● TASK DESCRIPTION: Each entry below is to be written out exactly, and the pictures are to be left out.

● THE RECORDS:
****

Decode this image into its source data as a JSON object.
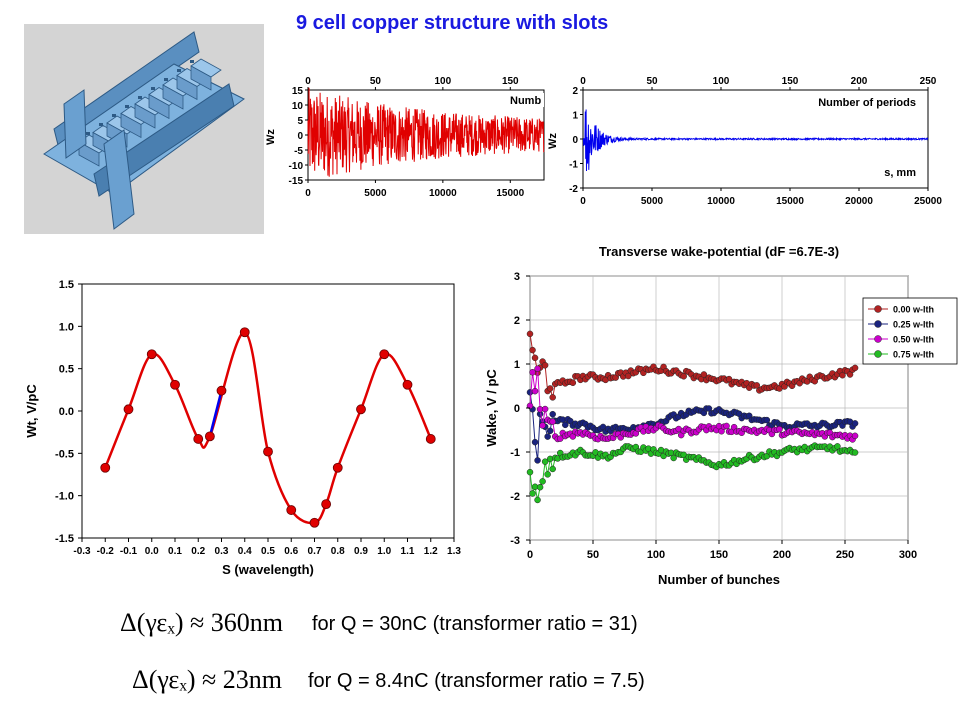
{
  "title": "9 cell copper structure with slots",
  "image": {
    "description_label": "3D model of 9 cell slotted copper structure"
  },
  "colors": {
    "title": "#1a1ae0",
    "red": "#e00000",
    "blue": "#0000ee",
    "magenta": "#cc00cc",
    "green": "#22bb22",
    "darkred": "#b22222",
    "navy": "#1a237e"
  },
  "chart_data": [
    {
      "type": "line",
      "ylabel": "Wz",
      "x_bottom_ticks": [
        "0",
        "5000",
        "10000",
        "15000"
      ],
      "x_top_ticks": [
        "0",
        "50",
        "100",
        "150"
      ],
      "y_ticks": [
        "15",
        "10",
        "5",
        "0",
        "-5",
        "-10",
        "-15"
      ],
      "ylim": [
        -15,
        15
      ],
      "xlim": [
        0,
        17500
      ],
      "annotation": "Numb",
      "series": [
        {
          "color": "#e00000",
          "values_summary": "dense oscillation, amplitude ~±12 decaying to ~±5 across the window"
        }
      ]
    },
    {
      "type": "line",
      "ylabel": "Wz",
      "x_bottom_ticks": [
        "0",
        "5000",
        "10000",
        "15000",
        "20000",
        "25000"
      ],
      "x_top_ticks": [
        "0",
        "50",
        "100",
        "150",
        "200",
        "250"
      ],
      "y_ticks": [
        "2",
        "1",
        "0",
        "-1",
        "-2"
      ],
      "ylim": [
        -2,
        2
      ],
      "xlim": [
        0,
        25000
      ],
      "annotations": [
        "Number of periods",
        "s, mm"
      ],
      "series": [
        {
          "color": "#0000ee",
          "values_summary": "spike up to ~1.9 near s=200, decays to ~0 by s~3000"
        }
      ]
    },
    {
      "type": "scatter",
      "xlabel": "S (wavelength)",
      "ylabel": "Wt, V/pC",
      "xlim": [
        -0.3,
        1.3
      ],
      "ylim": [
        -1.5,
        1.5
      ],
      "x_ticks": [
        "-0.3",
        "-0.2",
        "-0.1",
        "0.0",
        "0.1",
        "0.2",
        "0.3",
        "0.4",
        "0.5",
        "0.6",
        "0.7",
        "0.8",
        "0.9",
        "1.0",
        "1.1",
        "1.2",
        "1.3"
      ],
      "y_ticks": [
        "1.5",
        "1.0",
        "0.5",
        "0.0",
        "-0.5",
        "-1.0",
        "-1.5"
      ],
      "series": [
        {
          "color": "#e00000",
          "points": [
            [
              -0.2,
              -0.67
            ],
            [
              -0.1,
              0.02
            ],
            [
              0.0,
              0.67
            ],
            [
              0.1,
              0.31
            ],
            [
              0.2,
              -0.33
            ],
            [
              0.25,
              -0.3
            ],
            [
              0.4,
              0.93
            ],
            [
              0.5,
              -0.48
            ],
            [
              0.6,
              -1.17
            ],
            [
              0.7,
              -1.32
            ],
            [
              0.75,
              -1.1
            ],
            [
              0.8,
              -0.67
            ],
            [
              0.9,
              0.02
            ],
            [
              1.0,
              0.67
            ],
            [
              1.1,
              0.31
            ],
            [
              1.2,
              -0.33
            ]
          ]
        },
        {
          "color": "#0000ee",
          "points": [
            [
              0.25,
              -0.3
            ],
            [
              0.3,
              0.24
            ]
          ]
        }
      ]
    },
    {
      "type": "scatter",
      "title": "Transverse wake-potential (dF =6.7E-3)",
      "xlabel": "Number of bunches",
      "ylabel": "Wake, V / pC",
      "xlim": [
        0,
        300
      ],
      "ylim": [
        -3,
        3
      ],
      "x_ticks": [
        "0",
        "50",
        "100",
        "150",
        "200",
        "250",
        "300"
      ],
      "y_ticks": [
        "3",
        "2",
        "1",
        "0",
        "-1",
        "-2",
        "-3"
      ],
      "legend_position": "right",
      "series": [
        {
          "name": "0.00 w-lth",
          "color": "#b22222",
          "anchors": [
            [
              0,
              1.85
            ],
            [
              5,
              0.6
            ],
            [
              10,
              0.9
            ],
            [
              20,
              0.5
            ],
            [
              40,
              0.7
            ],
            [
              60,
              0.7
            ],
            [
              80,
              0.8
            ],
            [
              100,
              0.9
            ],
            [
              120,
              0.8
            ],
            [
              150,
              0.65
            ],
            [
              180,
              0.45
            ],
            [
              200,
              0.5
            ],
            [
              230,
              0.7
            ],
            [
              258,
              0.85
            ]
          ]
        },
        {
          "name": "0.25 w-lth",
          "color": "#1a237e",
          "anchors": [
            [
              0,
              0.3
            ],
            [
              5,
              -0.9
            ],
            [
              10,
              -0.3
            ],
            [
              20,
              -0.3
            ],
            [
              40,
              -0.35
            ],
            [
              60,
              -0.5
            ],
            [
              80,
              -0.45
            ],
            [
              100,
              -0.35
            ],
            [
              120,
              -0.15
            ],
            [
              145,
              -0.05
            ],
            [
              170,
              -0.2
            ],
            [
              200,
              -0.4
            ],
            [
              230,
              -0.4
            ],
            [
              258,
              -0.35
            ]
          ]
        },
        {
          "name": "0.50 w-lth",
          "color": "#cc00cc",
          "anchors": [
            [
              0,
              0.2
            ],
            [
              5,
              0.9
            ],
            [
              10,
              -0.4
            ],
            [
              20,
              -0.65
            ],
            [
              40,
              -0.55
            ],
            [
              60,
              -0.7
            ],
            [
              80,
              -0.55
            ],
            [
              100,
              -0.45
            ],
            [
              120,
              -0.55
            ],
            [
              140,
              -0.45
            ],
            [
              170,
              -0.5
            ],
            [
              200,
              -0.55
            ],
            [
              230,
              -0.6
            ],
            [
              258,
              -0.65
            ]
          ]
        },
        {
          "name": "0.75 w-lth",
          "color": "#22bb22",
          "anchors": [
            [
              0,
              -1.7
            ],
            [
              5,
              -2.1
            ],
            [
              10,
              -1.3
            ],
            [
              20,
              -1.1
            ],
            [
              40,
              -1.0
            ],
            [
              60,
              -1.1
            ],
            [
              80,
              -0.9
            ],
            [
              100,
              -1.0
            ],
            [
              120,
              -1.1
            ],
            [
              150,
              -1.3
            ],
            [
              180,
              -1.1
            ],
            [
              210,
              -0.95
            ],
            [
              240,
              -0.9
            ],
            [
              258,
              -1.05
            ]
          ]
        }
      ]
    }
  ],
  "equations": [
    {
      "text": "Δ(γεₓ) ≈ 360nm",
      "note": "for Q = 30nC (transformer ratio = 31)"
    },
    {
      "text": "Δ(γεₓ) ≈ 23nm",
      "note": "for Q = 8.4nC (transformer ratio = 7.5)"
    }
  ]
}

****

● WRITTEN ANSWER:
Decode this image into its source data as a JSON object.
{
  "title": "9 cell copper structure with slots",
  "image": {
    "description_label": "3D model of 9 cell slotted copper structure"
  },
  "colors": {
    "title": "#1a1ae0",
    "red": "#e00000",
    "blue": "#0000ee",
    "magenta": "#cc00cc",
    "green": "#22bb22",
    "darkred": "#b22222",
    "navy": "#1a237e"
  },
  "chart_data": [
    {
      "type": "line",
      "ylabel": "Wz",
      "x_bottom_ticks": [
        "0",
        "5000",
        "10000",
        "15000"
      ],
      "x_top_ticks": [
        "0",
        "50",
        "100",
        "150"
      ],
      "y_ticks": [
        "15",
        "10",
        "5",
        "0",
        "-5",
        "-10",
        "-15"
      ],
      "ylim": [
        -15,
        15
      ],
      "xlim": [
        0,
        17500
      ],
      "annotation": "Numb",
      "series": [
        {
          "color": "#e00000",
          "values_summary": "dense oscillation, amplitude ~±12 decaying to ~±5 across the window"
        }
      ]
    },
    {
      "type": "line",
      "ylabel": "Wz",
      "x_bottom_ticks": [
        "0",
        "5000",
        "10000",
        "15000",
        "20000",
        "25000"
      ],
      "x_top_ticks": [
        "0",
        "50",
        "100",
        "150",
        "200",
        "250"
      ],
      "y_ticks": [
        "2",
        "1",
        "0",
        "-1",
        "-2"
      ],
      "ylim": [
        -2,
        2
      ],
      "xlim": [
        0,
        25000
      ],
      "annotations": [
        "Number of periods",
        "s, mm"
      ],
      "series": [
        {
          "color": "#0000ee",
          "values_summary": "spike up to ~1.9 near s=200, decays to ~0 by s~3000"
        }
      ]
    },
    {
      "type": "scatter",
      "xlabel": "S (wavelength)",
      "ylabel": "Wt, V/pC",
      "xlim": [
        -0.3,
        1.3
      ],
      "ylim": [
        -1.5,
        1.5
      ],
      "x_ticks": [
        "-0.3",
        "-0.2",
        "-0.1",
        "0.0",
        "0.1",
        "0.2",
        "0.3",
        "0.4",
        "0.5",
        "0.6",
        "0.7",
        "0.8",
        "0.9",
        "1.0",
        "1.1",
        "1.2",
        "1.3"
      ],
      "y_ticks": [
        "1.5",
        "1.0",
        "0.5",
        "0.0",
        "-0.5",
        "-1.0",
        "-1.5"
      ],
      "series": [
        {
          "color": "#e00000",
          "points": [
            [
              -0.2,
              -0.67
            ],
            [
              -0.1,
              0.02
            ],
            [
              0.0,
              0.67
            ],
            [
              0.1,
              0.31
            ],
            [
              0.2,
              -0.33
            ],
            [
              0.25,
              -0.3
            ],
            [
              0.4,
              0.93
            ],
            [
              0.5,
              -0.48
            ],
            [
              0.6,
              -1.17
            ],
            [
              0.7,
              -1.32
            ],
            [
              0.75,
              -1.1
            ],
            [
              0.8,
              -0.67
            ],
            [
              0.9,
              0.02
            ],
            [
              1.0,
              0.67
            ],
            [
              1.1,
              0.31
            ],
            [
              1.2,
              -0.33
            ]
          ]
        },
        {
          "color": "#0000ee",
          "points": [
            [
              0.25,
              -0.3
            ],
            [
              0.3,
              0.24
            ]
          ]
        }
      ]
    },
    {
      "type": "scatter",
      "title": "Transverse wake-potential (dF =6.7E-3)",
      "xlabel": "Number of bunches",
      "ylabel": "Wake, V / pC",
      "xlim": [
        0,
        300
      ],
      "ylim": [
        -3,
        3
      ],
      "x_ticks": [
        "0",
        "50",
        "100",
        "150",
        "200",
        "250",
        "300"
      ],
      "y_ticks": [
        "3",
        "2",
        "1",
        "0",
        "-1",
        "-2",
        "-3"
      ],
      "legend_position": "right",
      "series": [
        {
          "name": "0.00 w-lth",
          "color": "#b22222",
          "anchors": [
            [
              0,
              1.85
            ],
            [
              5,
              0.6
            ],
            [
              10,
              0.9
            ],
            [
              20,
              0.5
            ],
            [
              40,
              0.7
            ],
            [
              60,
              0.7
            ],
            [
              80,
              0.8
            ],
            [
              100,
              0.9
            ],
            [
              120,
              0.8
            ],
            [
              150,
              0.65
            ],
            [
              180,
              0.45
            ],
            [
              200,
              0.5
            ],
            [
              230,
              0.7
            ],
            [
              258,
              0.85
            ]
          ]
        },
        {
          "name": "0.25 w-lth",
          "color": "#1a237e",
          "anchors": [
            [
              0,
              0.3
            ],
            [
              5,
              -0.9
            ],
            [
              10,
              -0.3
            ],
            [
              20,
              -0.3
            ],
            [
              40,
              -0.35
            ],
            [
              60,
              -0.5
            ],
            [
              80,
              -0.45
            ],
            [
              100,
              -0.35
            ],
            [
              120,
              -0.15
            ],
            [
              145,
              -0.05
            ],
            [
              170,
              -0.2
            ],
            [
              200,
              -0.4
            ],
            [
              230,
              -0.4
            ],
            [
              258,
              -0.35
            ]
          ]
        },
        {
          "name": "0.50 w-lth",
          "color": "#cc00cc",
          "anchors": [
            [
              0,
              0.2
            ],
            [
              5,
              0.9
            ],
            [
              10,
              -0.4
            ],
            [
              20,
              -0.65
            ],
            [
              40,
              -0.55
            ],
            [
              60,
              -0.7
            ],
            [
              80,
              -0.55
            ],
            [
              100,
              -0.45
            ],
            [
              120,
              -0.55
            ],
            [
              140,
              -0.45
            ],
            [
              170,
              -0.5
            ],
            [
              200,
              -0.55
            ],
            [
              230,
              -0.6
            ],
            [
              258,
              -0.65
            ]
          ]
        },
        {
          "name": "0.75 w-lth",
          "color": "#22bb22",
          "anchors": [
            [
              0,
              -1.7
            ],
            [
              5,
              -2.1
            ],
            [
              10,
              -1.3
            ],
            [
              20,
              -1.1
            ],
            [
              40,
              -1.0
            ],
            [
              60,
              -1.1
            ],
            [
              80,
              -0.9
            ],
            [
              100,
              -1.0
            ],
            [
              120,
              -1.1
            ],
            [
              150,
              -1.3
            ],
            [
              180,
              -1.1
            ],
            [
              210,
              -0.95
            ],
            [
              240,
              -0.9
            ],
            [
              258,
              -1.05
            ]
          ]
        }
      ]
    }
  ],
  "equations": [
    {
      "text": "Δ(γεₓ) ≈ 360nm",
      "note": "for Q = 30nC (transformer ratio = 31)"
    },
    {
      "text": "Δ(γεₓ) ≈ 23nm",
      "note": "for Q = 8.4nC (transformer ratio = 7.5)"
    }
  ]
}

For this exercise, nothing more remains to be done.